EXERCISE BRIEF »
Without the images, output each record below as it stands.

PROVIDED DATA »
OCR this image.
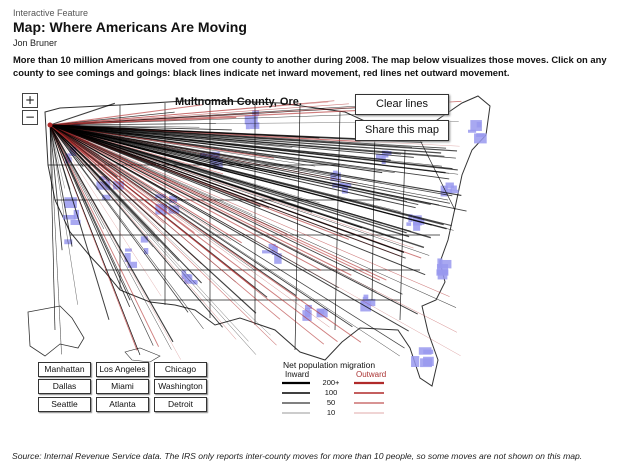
Interactive Feature
Map: Where Americans Are Moving
Jon Bruner
More than 10 million Americans moved from one county to another during 2008. The map below visualizes those moves. Click on any county to see comings and goings: black lines indicate net inward movement, red lines net outward movement.
+
−
Multnomah County, Ore.	Clear lines
Share this map
Manhattan	Los Angeles	Chicago
Dallas	Miami	Washington
Seattle	Atlanta	Detroit
Net population migration
Inward	Outward
200+
100
50
10
Source: Internal Revenue Service data. The IRS only reports inter-county moves for more than 10 people, so some moves are not shown on this map.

FULL OUTPUT »
OCR this image.
Interactive Feature
Map: Where Americans Are Moving
Jon Bruner
More than 10 million Americans moved from one county to another during 2008. The map below visualizes those moves. Click on any county to see comings and goings: black lines indicate net inward movement, red lines net outward movement.
+
−
Multnomah County, Ore.	Clear lines
Share this map
Manhattan	Los Angeles	Chicago
Dallas	Miami	Washington
Seattle	Atlanta	Detroit
Net population migration
Inward	Outward
200+
100
50
10
Source: Internal Revenue Service data. The IRS only reports inter-county moves for more than 10 people, so some moves are not shown on this map.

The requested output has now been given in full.